Your task is to extract every entry that follows word for word while excluding the pictures.

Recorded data
━━━━━━━━━━
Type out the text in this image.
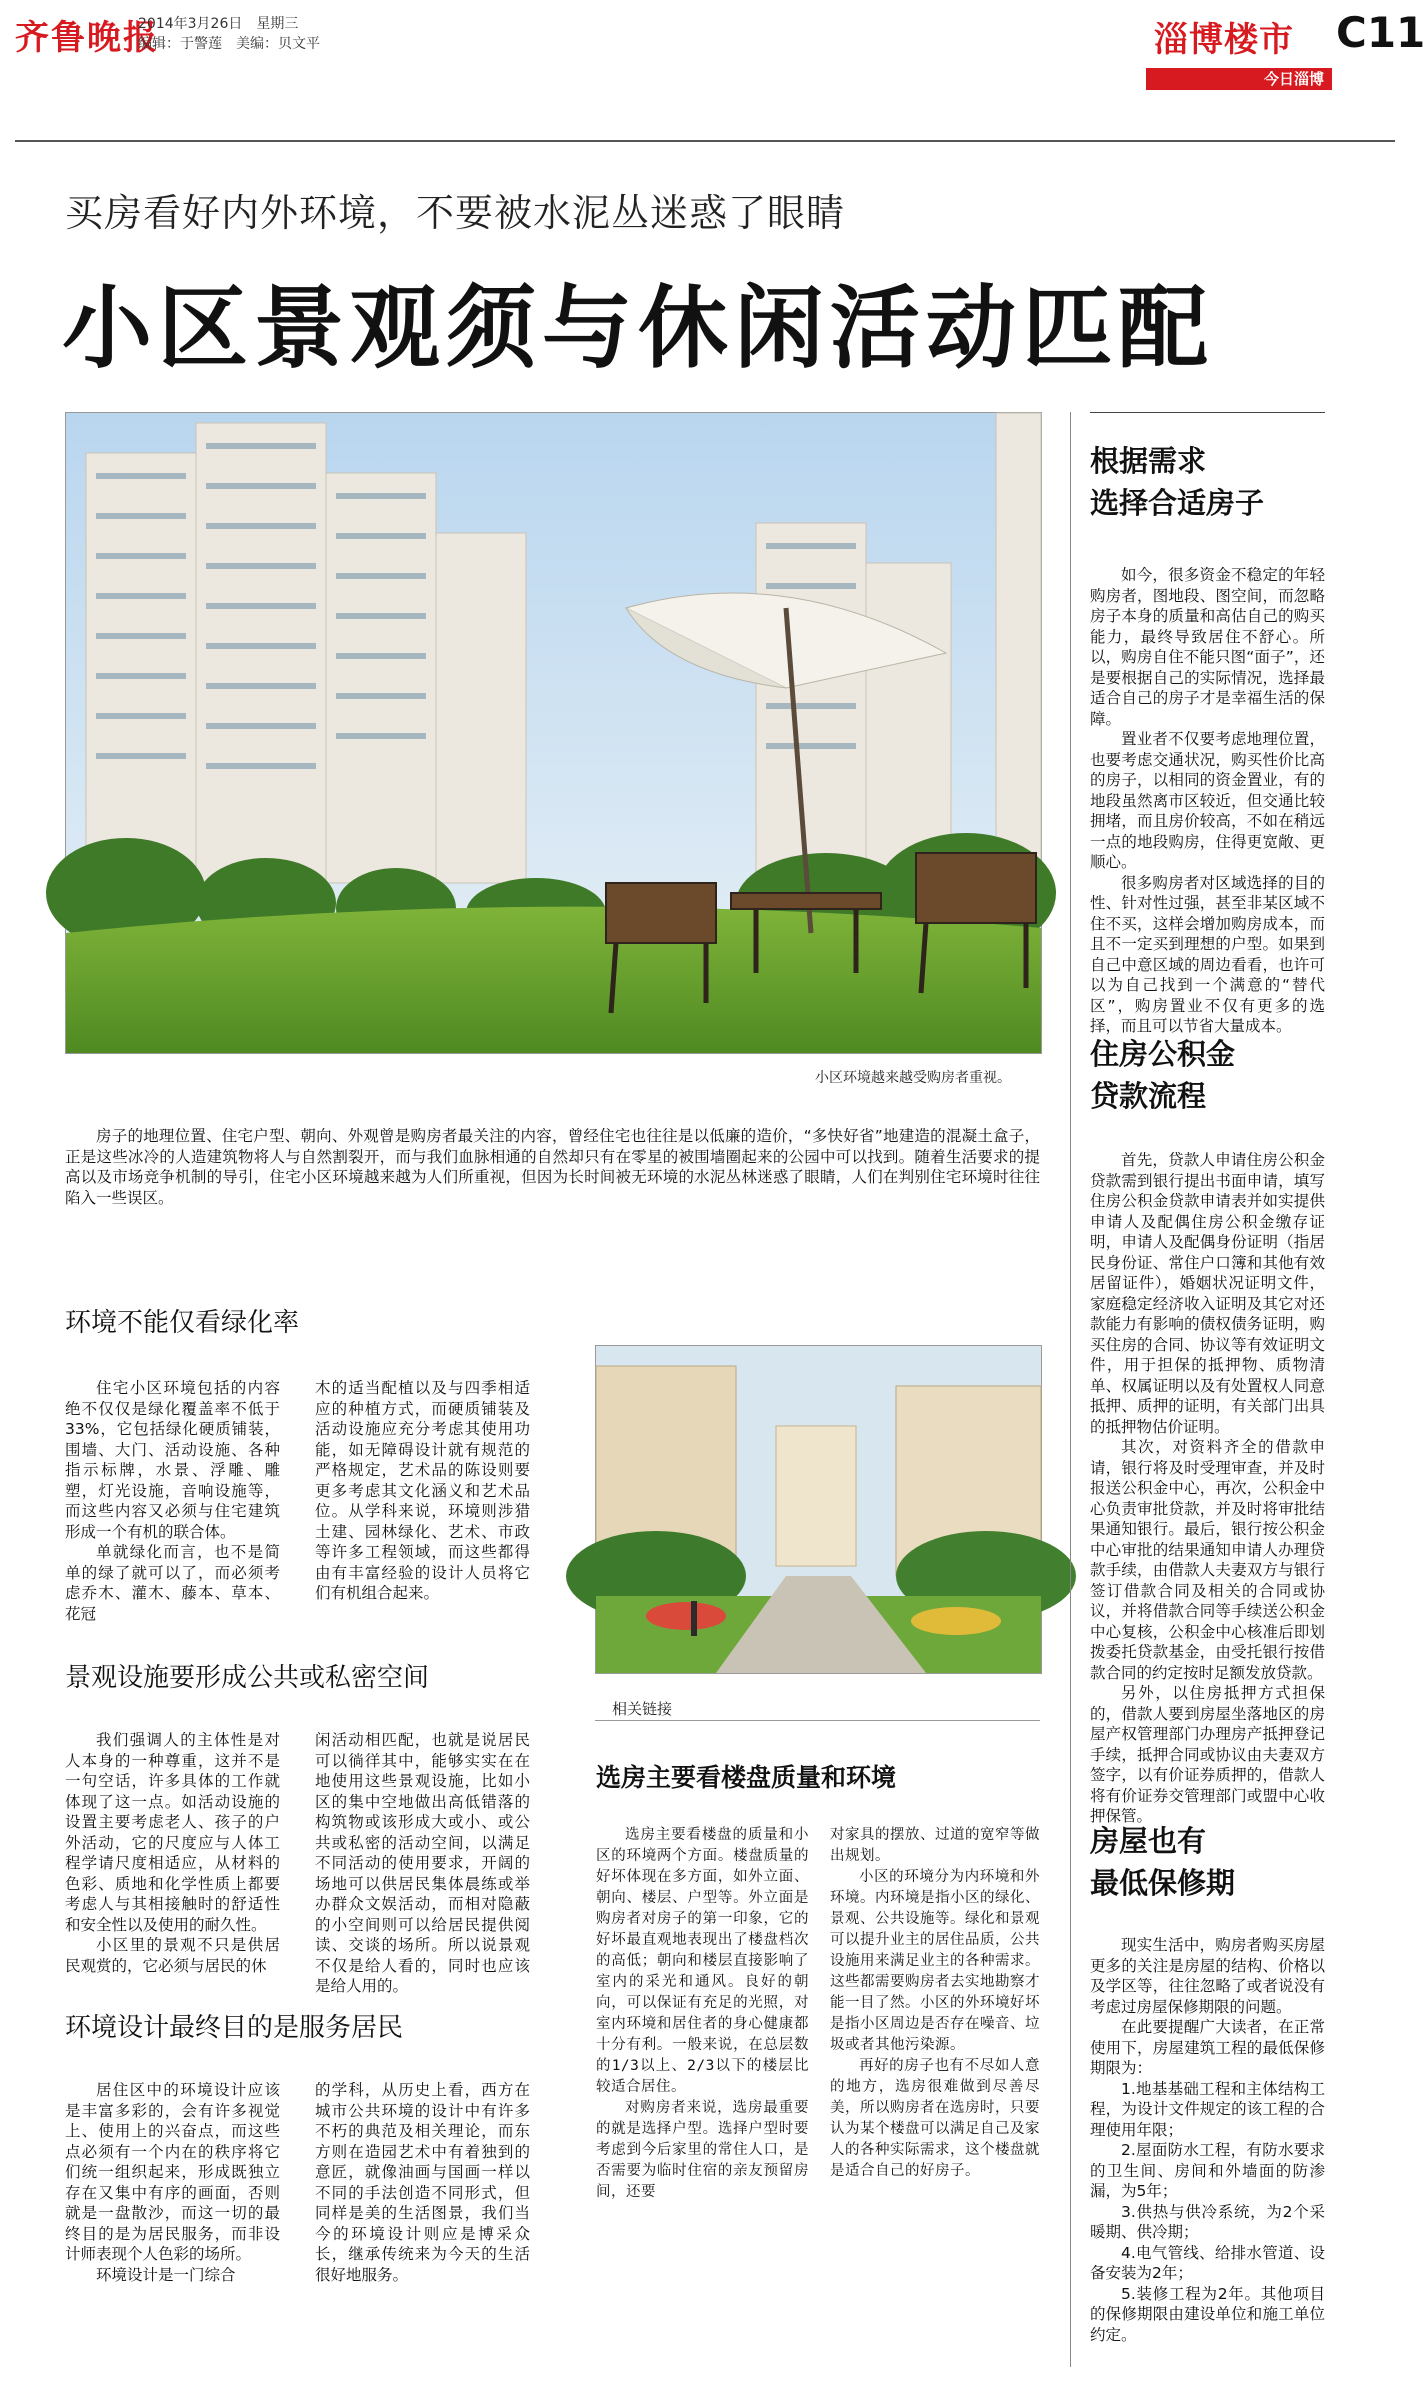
齐鲁晚报
2014年3月26日　星期三
编辑：于警莲　美编：贝文平	淄博楼市
今日淄博
C11
买房看好内外环境，不要被水泥丛迷惑了眼睛
小区景观须与休闲活动匹配
小区环境越来越受购房者重视。

房子的地理位置、住宅户型、朝向、外观曾是购房者最关注的内容，曾经住宅也往往是以低廉的造价，“多快好省”地建造的混凝土盒子，正是这些冰冷的人造建筑物将人与自然割裂开，而与我们血脉相通的自然却只有在零星的被围墙圈起来的公园中可以找到。随着生活要求的提高以及市场竞争机制的导引，住宅小区环境越来越为人们所重视，但因为长时间被无环境的水泥丛林迷惑了眼睛，人们在判别住宅环境时往往陷入一些误区。

环境不能仅看绿化率

住宅小区环境包括的内容绝不仅仅是绿化覆盖率不低于33%，它包括绿化硬质铺装，围墙、大门、活动设施、各种指示标牌，水景、浮雕、雕塑，灯光设施，音响设施等，而这些内容又必须与住宅建筑形成一个有机的联合体。

单就绿化而言，也不是简单的绿了就可以了，而必须考虑乔木、灌木、藤本、草本、花冠

木的适当配植以及与四季相适应的种植方式，而硬质铺装及活动设施应充分考虑其使用功能，如无障碍设计就有规范的严格规定，艺术品的陈设则要更多考虑其文化涵义和艺术品位。从学科来说，环境则涉猎土建、园林绿化、艺术、市政等许多工程领域，而这些都得由有丰富经验的设计人员将它们有机组合起来。

景观设施要形成公共或私密空间

我们强调人的主体性是对人本身的一种尊重，这并不是一句空话，许多具体的工作就体现了这一点。如活动设施的设置主要考虑老人、孩子的户外活动，它的尺度应与人体工程学请尺度相适应，从材料的色彩、质地和化学性质上都要考虑人与其相接触时的舒适性和安全性以及使用的耐久性。

小区里的景观不只是供居民观赏的，它必须与居民的休

闲活动相匹配，也就是说居民可以徜徉其中，能够实实在在地使用这些景观设施，比如小区的集中空地做出高低错落的构筑物或该形成大或小、或公共或私密的活动空间，以满足不同活动的使用要求，开阔的场地可以供居民集体晨练或举办群众文娱活动，而相对隐蔽的小空间则可以给居民提供阅读、交谈的场所。所以说景观不仅是给人看的，同时也应该是给人用的。

环境设计最终目的是服务居民

居住区中的环境设计应该是丰富多彩的，会有许多视觉上、使用上的兴奋点，而这些点必须有一个内在的秩序将它们统一组织起来，形成既独立存在又集中有序的画面，否则就是一盘散沙，而这一切的最终目的是为居民服务，而非设计师表现个人色彩的场所。

环境设计是一门综合

的学科，从历史上看，西方在城市公共环境的设计中有许多不朽的典范及相关理论，而东方则在造园艺术中有着独到的意匠，就像油画与国画一样以不同的手法创造不同形式，但同样是美的生活图景，我们当今的环境设计则应是博采众长，继承传统来为今天的生活很好地服务。

相关链接
选房主要看楼盘质量和环境

选房主要看楼盘的质量和小区的环境两个方面。楼盘质量的好坏体现在多方面，如外立面、朝向、楼层、户型等。外立面是购房者对房子的第一印象，它的好坏最直观地表现出了楼盘档次的高低；朝向和楼层直接影响了室内的采光和通风。良好的朝向，可以保证有充足的光照，对室内环境和居住者的身心健康都十分有利。一般来说，在总层数的1/3以上、2/3以下的楼层比较适合居住。

对购房者来说，选房最重要的就是选择户型。选择户型时要考虑到今后家里的常住人口，是否需要为临时住宿的亲友预留房间，还要

对家具的摆放、过道的宽窄等做出规划。

小区的环境分为内环境和外环境。内环境是指小区的绿化、景观、公共设施等。绿化和景观可以提升业主的居住品质，公共设施用来满足业主的各种需求。这些都需要购房者去实地勘察才能一目了然。小区的外环境好坏是指小区周边是否存在噪音、垃圾或者其他污染源。

再好的房子也有不尽如人意的地方，选房很难做到尽善尽美，所以购房者在选房时，只要认为某个楼盘可以满足自己及家人的各种实际需求，这个楼盘就是适合自己的好房子。

根据需求
选择合适房子

如今，很多资金不稳定的年轻购房者，图地段、图空间，而忽略房子本身的质量和高估自己的购买能力，最终导致居住不舒心。所以，购房自住不能只图“面子”，还是要根据自己的实际情况，选择最适合自己的房子才是幸福生活的保障。

置业者不仅要考虑地理位置，也要考虑交通状况，购买性价比高的房子，以相同的资金置业，有的地段虽然离市区较近，但交通比较拥堵，而且房价较高，不如在稍远一点的地段购房，住得更宽敞、更顺心。

很多购房者对区域选择的目的性、针对性过强，甚至非某区域不住不买，这样会增加购房成本，而且不一定买到理想的户型。如果到自己中意区域的周边看看，也许可以为自己找到一个满意的“替代区”，购房置业不仅有更多的选择，而且可以节省大量成本。

住房公积金
贷款流程

首先，贷款人申请住房公积金贷款需到银行提出书面申请，填写住房公积金贷款申请表并如实提供申请人及配偶住房公积金缴存证明，申请人及配偶身份证明（指居民身份证、常住户口簿和其他有效居留证件），婚姻状况证明文件，家庭稳定经济收入证明及其它对还款能力有影响的债权债务证明，购买住房的合同、协议等有效证明文件，用于担保的抵押物、质物清单、权属证明以及有处置权人同意抵押、质押的证明，有关部门出具的抵押物估价证明。

其次，对资料齐全的借款申请，银行将及时受理审查，并及时报送公积金中心，再次，公积金中心负责审批贷款，并及时将审批结果通知银行。最后，银行按公积金中心审批的结果通知申请人办理贷款手续，由借款人夫妻双方与银行签订借款合同及相关的合同或协议，并将借款合同等手续送公积金中心复核，公积金中心核准后即划拨委托贷款基金，由受托银行按借款合同的约定按时足额发放贷款。

另外，以住房抵押方式担保的，借款人要到房屋坐落地区的房屋产权管理部门办理房产抵押登记手续，抵押合同或协议由夫妻双方签字，以有价证券质押的，借款人将有价证券交管理部门或盟中心收押保管。

房屋也有
最低保修期

现实生活中，购房者购买房屋更多的关注是房屋的结构、价格以及学区等，往往忽略了或者说没有考虑过房屋保修期限的问题。

在此要提醒广大读者，在正常使用下，房屋建筑工程的最低保修期限为：

1.地基基础工程和主体结构工程，为设计文件规定的该工程的合理使用年限；

2.屋面防水工程，有防水要求的卫生间、房间和外墙面的防渗漏，为5年；

3.供热与供冷系统，为2个采暖期、供冷期；

4.电气管线、给排水管道、设备安装为2年；

5.装修工程为2年。其他项目的保修期限由建设单位和施工单位约定。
━━━━━━━━━━
§ SOLUTION FOR THIS EXERCISE
Type out the text in this image.
齐鲁晚报
2014年3月26日　星期三
编辑：于警莲　美编：贝文平	淄博楼市
今日淄博
C11
买房看好内外环境，不要被水泥丛迷惑了眼睛
小区景观须与休闲活动匹配
小区环境越来越受购房者重视。

房子的地理位置、住宅户型、朝向、外观曾是购房者最关注的内容，曾经住宅也往往是以低廉的造价，“多快好省”地建造的混凝土盒子，正是这些冰冷的人造建筑物将人与自然割裂开，而与我们血脉相通的自然却只有在零星的被围墙圈起来的公园中可以找到。随着生活要求的提高以及市场竞争机制的导引，住宅小区环境越来越为人们所重视，但因为长时间被无环境的水泥丛林迷惑了眼睛，人们在判别住宅环境时往往陷入一些误区。

环境不能仅看绿化率

住宅小区环境包括的内容绝不仅仅是绿化覆盖率不低于33%，它包括绿化硬质铺装，围墙、大门、活动设施、各种指示标牌，水景、浮雕、雕塑，灯光设施，音响设施等，而这些内容又必须与住宅建筑形成一个有机的联合体。

单就绿化而言，也不是简单的绿了就可以了，而必须考虑乔木、灌木、藤本、草本、花冠

木的适当配植以及与四季相适应的种植方式，而硬质铺装及活动设施应充分考虑其使用功能，如无障碍设计就有规范的严格规定，艺术品的陈设则要更多考虑其文化涵义和艺术品位。从学科来说，环境则涉猎土建、园林绿化、艺术、市政等许多工程领域，而这些都得由有丰富经验的设计人员将它们有机组合起来。

景观设施要形成公共或私密空间

我们强调人的主体性是对人本身的一种尊重，这并不是一句空话，许多具体的工作就体现了这一点。如活动设施的设置主要考虑老人、孩子的户外活动，它的尺度应与人体工程学请尺度相适应，从材料的色彩、质地和化学性质上都要考虑人与其相接触时的舒适性和安全性以及使用的耐久性。

小区里的景观不只是供居民观赏的，它必须与居民的休

闲活动相匹配，也就是说居民可以徜徉其中，能够实实在在地使用这些景观设施，比如小区的集中空地做出高低错落的构筑物或该形成大或小、或公共或私密的活动空间，以满足不同活动的使用要求，开阔的场地可以供居民集体晨练或举办群众文娱活动，而相对隐蔽的小空间则可以给居民提供阅读、交谈的场所。所以说景观不仅是给人看的，同时也应该是给人用的。

环境设计最终目的是服务居民

居住区中的环境设计应该是丰富多彩的，会有许多视觉上、使用上的兴奋点，而这些点必须有一个内在的秩序将它们统一组织起来，形成既独立存在又集中有序的画面，否则就是一盘散沙，而这一切的最终目的是为居民服务，而非设计师表现个人色彩的场所。

环境设计是一门综合

的学科，从历史上看，西方在城市公共环境的设计中有许多不朽的典范及相关理论，而东方则在造园艺术中有着独到的意匠，就像油画与国画一样以不同的手法创造不同形式，但同样是美的生活图景，我们当今的环境设计则应是博采众长，继承传统来为今天的生活很好地服务。

相关链接
选房主要看楼盘质量和环境

选房主要看楼盘的质量和小区的环境两个方面。楼盘质量的好坏体现在多方面，如外立面、朝向、楼层、户型等。外立面是购房者对房子的第一印象，它的好坏最直观地表现出了楼盘档次的高低；朝向和楼层直接影响了室内的采光和通风。良好的朝向，可以保证有充足的光照，对室内环境和居住者的身心健康都十分有利。一般来说，在总层数的1/3以上、2/3以下的楼层比较适合居住。

对购房者来说，选房最重要的就是选择户型。选择户型时要考虑到今后家里的常住人口，是否需要为临时住宿的亲友预留房间，还要

对家具的摆放、过道的宽窄等做出规划。

小区的环境分为内环境和外环境。内环境是指小区的绿化、景观、公共设施等。绿化和景观可以提升业主的居住品质，公共设施用来满足业主的各种需求。这些都需要购房者去实地勘察才能一目了然。小区的外环境好坏是指小区周边是否存在噪音、垃圾或者其他污染源。

再好的房子也有不尽如人意的地方，选房很难做到尽善尽美，所以购房者在选房时，只要认为某个楼盘可以满足自己及家人的各种实际需求，这个楼盘就是适合自己的好房子。

根据需求
选择合适房子

如今，很多资金不稳定的年轻购房者，图地段、图空间，而忽略房子本身的质量和高估自己的购买能力，最终导致居住不舒心。所以，购房自住不能只图“面子”，还是要根据自己的实际情况，选择最适合自己的房子才是幸福生活的保障。

置业者不仅要考虑地理位置，也要考虑交通状况，购买性价比高的房子，以相同的资金置业，有的地段虽然离市区较近，但交通比较拥堵，而且房价较高，不如在稍远一点的地段购房，住得更宽敞、更顺心。

很多购房者对区域选择的目的性、针对性过强，甚至非某区域不住不买，这样会增加购房成本，而且不一定买到理想的户型。如果到自己中意区域的周边看看，也许可以为自己找到一个满意的“替代区”，购房置业不仅有更多的选择，而且可以节省大量成本。

住房公积金
贷款流程

首先，贷款人申请住房公积金贷款需到银行提出书面申请，填写住房公积金贷款申请表并如实提供申请人及配偶住房公积金缴存证明，申请人及配偶身份证明（指居民身份证、常住户口簿和其他有效居留证件），婚姻状况证明文件，家庭稳定经济收入证明及其它对还款能力有影响的债权债务证明，购买住房的合同、协议等有效证明文件，用于担保的抵押物、质物清单、权属证明以及有处置权人同意抵押、质押的证明，有关部门出具的抵押物估价证明。

其次，对资料齐全的借款申请，银行将及时受理审查，并及时报送公积金中心，再次，公积金中心负责审批贷款，并及时将审批结果通知银行。最后，银行按公积金中心审批的结果通知申请人办理贷款手续，由借款人夫妻双方与银行签订借款合同及相关的合同或协议，并将借款合同等手续送公积金中心复核，公积金中心核准后即划拨委托贷款基金，由受托银行按借款合同的约定按时足额发放贷款。

另外，以住房抵押方式担保的，借款人要到房屋坐落地区的房屋产权管理部门办理房产抵押登记手续，抵押合同或协议由夫妻双方签字，以有价证券质押的，借款人将有价证券交管理部门或盟中心收押保管。

房屋也有
最低保修期

现实生活中，购房者购买房屋更多的关注是房屋的结构、价格以及学区等，往往忽略了或者说没有考虑过房屋保修期限的问题。

在此要提醒广大读者，在正常使用下，房屋建筑工程的最低保修期限为：

1.地基基础工程和主体结构工程，为设计文件规定的该工程的合理使用年限；

2.屋面防水工程，有防水要求的卫生间、房间和外墙面的防渗漏，为5年；

3.供热与供冷系统，为2个采暖期、供冷期；

4.电气管线、给排水管道、设备安装为2年；

5.装修工程为2年。其他项目的保修期限由建设单位和施工单位约定。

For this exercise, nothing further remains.